Paul Reville is the Francis Keppel Professor of Practice of Educational Policy and Administration at the Harvard Graduate School of Education (HGSE). He is the founding director of HGSE's EdRedesign Lab. In 2013, he served nearly half a decade as the Secretary of Education for the Commonwealth of Massachusetts. As Governor Patrick's top education adviser, Reville established a new Executive Office of Education and oversaw higher education, K-12, and early education in the nation's leading student achievement state. He served in the Governor's Cabinet and played a leading education reform role on matters ranging from the Achievement Gap Act of 2010 and Common Core State Standards to the Commonwealth's highly successful Race to the Top proposal.

Before joining the Patrick Administration, Reville chaired the Massachusetts State Board of Education, founded the Rennie Center for Education Research and Policy, co-founded the Massachusetts Business Alliance for Education (MBAE), chaired the Massachusetts Reform Review Commission, chaired the Massachusetts Commission on Time and Learning, and served as executive director of the Pew Forum on Standards-Based Reform, a national think tank which convened the U.S.'s leading researchers, practitioners, and policymakers to set the national standards agenda. Reville played a central role in MBAE's development of and advocacy for Massachusetts historic Education Reform Act of 1993. Reville has been a member of the HGSE faculty since 1997 and has served as director of the Education Policy and Management Program.

Reville's career, which combines research, policy, and practice, began with service as a VISTA volunteer/youth worker. He was a teacher and principal of two urban, alternative high schools. Some years later, he founded a local education foundation, which was part of the Public Education Network. He is a board member and adviser to various organizations, including BELL, Match Education, Bellwether, City Year Boston, Harvard Medical School's MEDscience and others. He is a frequent writer and speaker on education reform and policy issues. He is also the educator commentator, Boston Public Radio, WGBH. Paul Reville holds a Bachelor of Arts from Colorado College and a Master of Arts from Stanford University, along with five honorary doctorate degrees.

:: Material provided ::
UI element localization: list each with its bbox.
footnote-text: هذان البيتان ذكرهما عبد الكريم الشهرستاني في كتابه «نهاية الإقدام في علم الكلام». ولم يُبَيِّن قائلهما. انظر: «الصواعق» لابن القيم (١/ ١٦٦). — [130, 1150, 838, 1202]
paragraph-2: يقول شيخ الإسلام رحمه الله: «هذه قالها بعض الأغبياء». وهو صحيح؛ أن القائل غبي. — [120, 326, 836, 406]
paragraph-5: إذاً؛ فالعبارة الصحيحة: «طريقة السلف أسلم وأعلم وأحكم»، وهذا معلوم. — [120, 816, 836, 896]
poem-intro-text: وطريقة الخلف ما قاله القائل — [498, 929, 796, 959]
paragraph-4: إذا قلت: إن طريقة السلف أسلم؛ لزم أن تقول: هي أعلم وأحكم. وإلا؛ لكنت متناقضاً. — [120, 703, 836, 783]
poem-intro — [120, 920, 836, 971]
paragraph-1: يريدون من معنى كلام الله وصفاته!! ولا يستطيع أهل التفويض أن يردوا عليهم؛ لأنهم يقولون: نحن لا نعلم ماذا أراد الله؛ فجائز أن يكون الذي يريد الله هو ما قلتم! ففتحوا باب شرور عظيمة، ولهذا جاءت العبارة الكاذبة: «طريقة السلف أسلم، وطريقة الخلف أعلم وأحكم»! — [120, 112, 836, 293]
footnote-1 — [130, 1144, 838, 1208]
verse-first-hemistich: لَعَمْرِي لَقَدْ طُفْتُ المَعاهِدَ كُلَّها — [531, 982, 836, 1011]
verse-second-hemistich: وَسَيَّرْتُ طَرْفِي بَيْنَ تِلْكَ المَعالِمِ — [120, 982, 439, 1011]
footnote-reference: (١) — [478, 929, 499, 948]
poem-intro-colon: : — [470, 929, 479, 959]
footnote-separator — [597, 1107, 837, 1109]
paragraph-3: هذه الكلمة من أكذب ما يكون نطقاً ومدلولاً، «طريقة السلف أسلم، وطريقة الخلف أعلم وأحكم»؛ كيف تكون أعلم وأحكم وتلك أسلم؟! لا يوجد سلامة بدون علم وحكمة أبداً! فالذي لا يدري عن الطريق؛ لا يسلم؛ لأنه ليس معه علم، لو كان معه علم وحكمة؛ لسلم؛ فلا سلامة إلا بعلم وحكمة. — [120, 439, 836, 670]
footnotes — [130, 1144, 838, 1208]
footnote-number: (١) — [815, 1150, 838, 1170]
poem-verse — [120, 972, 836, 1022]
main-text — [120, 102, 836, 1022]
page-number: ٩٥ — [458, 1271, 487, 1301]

:: Tasks to perform ::
A. Retype the part of the Paul Reville biography that opens with the words containing "Before joining the" and closes with "and Management Program.".
B. According to the Paul Reville biography, which university granted his Master of Arts?
C. Proceed with the Paul Reville biography from the point where it stops.
The entries stand apart from the Paul Reville biography and have nothing to do with it.

:: Solved tasks ::
A.
Before joining the Patrick Administration, Reville chaired the Massachusetts State Board of Education, founded the Rennie Center for Education Research and Policy, co-founded the Massachusetts Business Alliance for Education (MBAE), chaired the Massachusetts Reform Review Commission, chaired the Massachusetts Commission on Time and Learning, and served as executive director of the Pew Forum on Standards-Based Reform, a national think tank which convened the U.S.'s leading researchers, practitioners, and policymakers to set the national standards agenda. Reville played a central role in MBAE's development of and advocacy for Massachusetts historic Education Reform Act of 1993. Reville has been a member of the HGSE faculty since 1997 and has served as director of the Education Policy and Management Program.

B. Stanford University

C.
== Associations ==

- Chair, Massachusetts Board of Education, Commonwealth of Massachusetts,(2002-2008)
- Secretary of Education, Commonwealth of Massachusetts,(2008-2013)
- WGBH, Bi-weekly Commentator, Boston Public Radio
- National Education Association (NEA) Foundation, Senior Fellow
- Boston Public Schools Superintendent Tommy Chang's Transition Team, Member
- Massachusetts Foundation Budget Review Commission, Gubernatorial Appointee
- Bellwether, Board of Directors, Member
- BELL, Chair, Massachusetts Leadership Council
- Rennie Center for Research and Policy, Board Member
- MedScience, Harvard Medical School, Board Chair
- Boston After School and Beyond, Board Member
- PEAR, Harvard Medical School, National Advisory Council, Member
- Massachusetts Business Alliance for Education, Honorary Board Member
- National Center on Time and Learning, Chair, National Advisory Council
- Wheelock College, Corporator
- Debate Mate, Board Member
- Massachusetts Department of Elementary & Secondary Education and the Institute of Research, Advisory Committee on District & School Accountability
- College for Social Innovation, Advisory Board
- Enterprise Cities, Babson Global Inc., Academic Advisory Council, Member
- New Profit, Reimagine Education, Domain Member

== Criticism==

During his tenure as Massachusetts Secretary of Education, Reville faced calls for resignation over his promotion of charter schools. By contrast, Reville himself has criticized the prevalence of for-profit charter schools in Michigan in 2016.